● **TASK**
Only the pictures are to be left out; set down the rest of the records exactly.

● **INPUT FOR THIS TASK**
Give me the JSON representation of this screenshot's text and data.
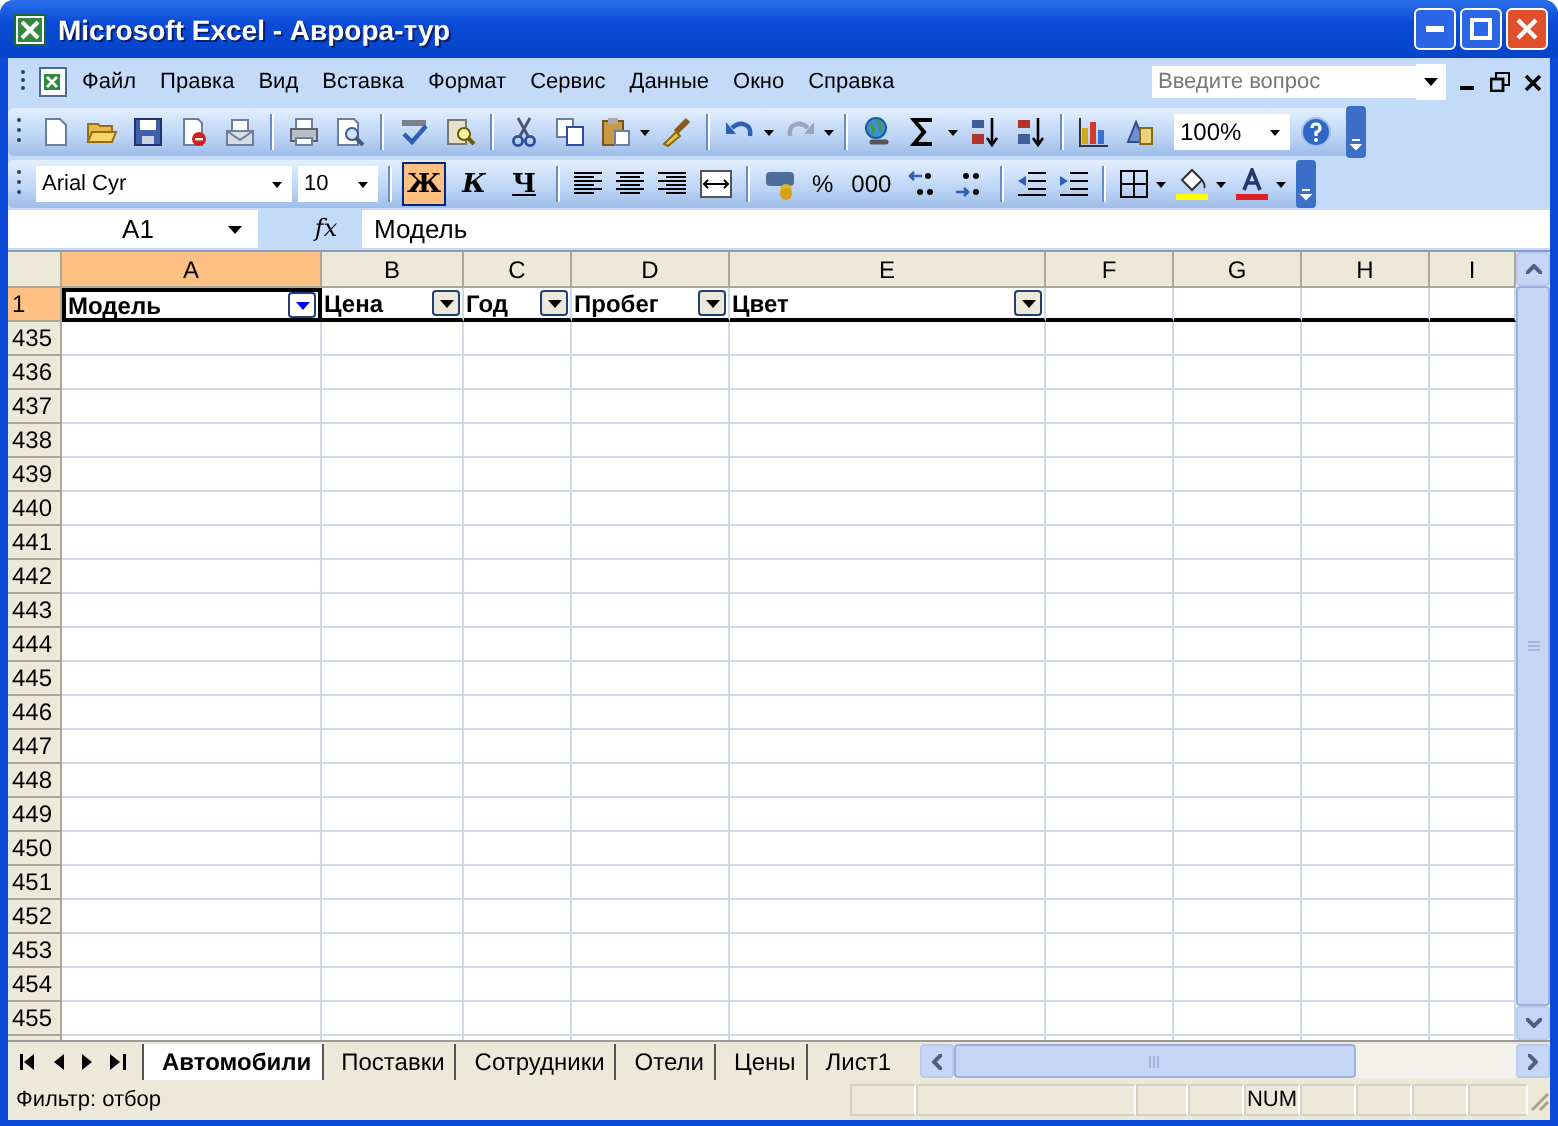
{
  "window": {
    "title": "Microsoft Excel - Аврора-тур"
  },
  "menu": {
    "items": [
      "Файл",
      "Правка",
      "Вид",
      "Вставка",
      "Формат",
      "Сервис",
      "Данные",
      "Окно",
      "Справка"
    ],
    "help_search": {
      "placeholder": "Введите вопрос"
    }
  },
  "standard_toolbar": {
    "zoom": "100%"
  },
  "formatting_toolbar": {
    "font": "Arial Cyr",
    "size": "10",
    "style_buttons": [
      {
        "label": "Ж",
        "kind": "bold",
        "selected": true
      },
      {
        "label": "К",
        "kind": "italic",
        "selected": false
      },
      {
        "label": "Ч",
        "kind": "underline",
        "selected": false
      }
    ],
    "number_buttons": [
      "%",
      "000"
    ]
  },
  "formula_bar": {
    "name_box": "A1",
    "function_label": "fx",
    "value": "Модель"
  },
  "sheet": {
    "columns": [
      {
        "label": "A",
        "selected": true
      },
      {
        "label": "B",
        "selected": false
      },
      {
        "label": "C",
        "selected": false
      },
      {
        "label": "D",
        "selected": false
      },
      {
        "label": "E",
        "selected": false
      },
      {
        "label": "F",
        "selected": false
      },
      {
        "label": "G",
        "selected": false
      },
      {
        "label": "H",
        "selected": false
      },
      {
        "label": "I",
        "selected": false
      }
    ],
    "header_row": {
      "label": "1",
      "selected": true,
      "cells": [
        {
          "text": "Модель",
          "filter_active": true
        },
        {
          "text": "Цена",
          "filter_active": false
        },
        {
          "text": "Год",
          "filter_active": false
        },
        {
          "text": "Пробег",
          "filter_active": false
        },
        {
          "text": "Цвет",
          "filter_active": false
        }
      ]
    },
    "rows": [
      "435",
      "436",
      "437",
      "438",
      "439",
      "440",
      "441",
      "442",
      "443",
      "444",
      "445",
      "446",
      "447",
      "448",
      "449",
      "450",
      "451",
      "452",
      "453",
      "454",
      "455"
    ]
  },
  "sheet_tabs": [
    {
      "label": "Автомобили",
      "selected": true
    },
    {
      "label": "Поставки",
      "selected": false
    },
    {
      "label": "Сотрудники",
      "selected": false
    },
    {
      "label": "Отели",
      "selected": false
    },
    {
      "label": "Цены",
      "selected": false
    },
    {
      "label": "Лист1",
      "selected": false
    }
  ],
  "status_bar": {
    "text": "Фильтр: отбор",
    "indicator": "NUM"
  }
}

● **TASK ANSWER**
Give me the JSON representation of this screenshot's text and data.
{
  "window": {
    "title": "Microsoft Excel - Аврора-тур"
  },
  "menu": {
    "items": [
      "Файл",
      "Правка",
      "Вид",
      "Вставка",
      "Формат",
      "Сервис",
      "Данные",
      "Окно",
      "Справка"
    ],
    "help_search": {
      "placeholder": "Введите вопрос"
    }
  },
  "standard_toolbar": {
    "zoom": "100%"
  },
  "formatting_toolbar": {
    "font": "Arial Cyr",
    "size": "10",
    "style_buttons": [
      {
        "label": "Ж",
        "kind": "bold",
        "selected": true
      },
      {
        "label": "К",
        "kind": "italic",
        "selected": false
      },
      {
        "label": "Ч",
        "kind": "underline",
        "selected": false
      }
    ],
    "number_buttons": [
      "%",
      "000"
    ]
  },
  "formula_bar": {
    "name_box": "A1",
    "function_label": "fx",
    "value": "Модель"
  },
  "sheet": {
    "columns": [
      {
        "label": "A",
        "selected": true
      },
      {
        "label": "B",
        "selected": false
      },
      {
        "label": "C",
        "selected": false
      },
      {
        "label": "D",
        "selected": false
      },
      {
        "label": "E",
        "selected": false
      },
      {
        "label": "F",
        "selected": false
      },
      {
        "label": "G",
        "selected": false
      },
      {
        "label": "H",
        "selected": false
      },
      {
        "label": "I",
        "selected": false
      }
    ],
    "header_row": {
      "label": "1",
      "selected": true,
      "cells": [
        {
          "text": "Модель",
          "filter_active": true
        },
        {
          "text": "Цена",
          "filter_active": false
        },
        {
          "text": "Год",
          "filter_active": false
        },
        {
          "text": "Пробег",
          "filter_active": false
        },
        {
          "text": "Цвет",
          "filter_active": false
        }
      ]
    },
    "rows": [
      "435",
      "436",
      "437",
      "438",
      "439",
      "440",
      "441",
      "442",
      "443",
      "444",
      "445",
      "446",
      "447",
      "448",
      "449",
      "450",
      "451",
      "452",
      "453",
      "454",
      "455"
    ]
  },
  "sheet_tabs": [
    {
      "label": "Автомобили",
      "selected": true
    },
    {
      "label": "Поставки",
      "selected": false
    },
    {
      "label": "Сотрудники",
      "selected": false
    },
    {
      "label": "Отели",
      "selected": false
    },
    {
      "label": "Цены",
      "selected": false
    },
    {
      "label": "Лист1",
      "selected": false
    }
  ],
  "status_bar": {
    "text": "Фильтр: отбор",
    "indicator": "NUM"
  }
}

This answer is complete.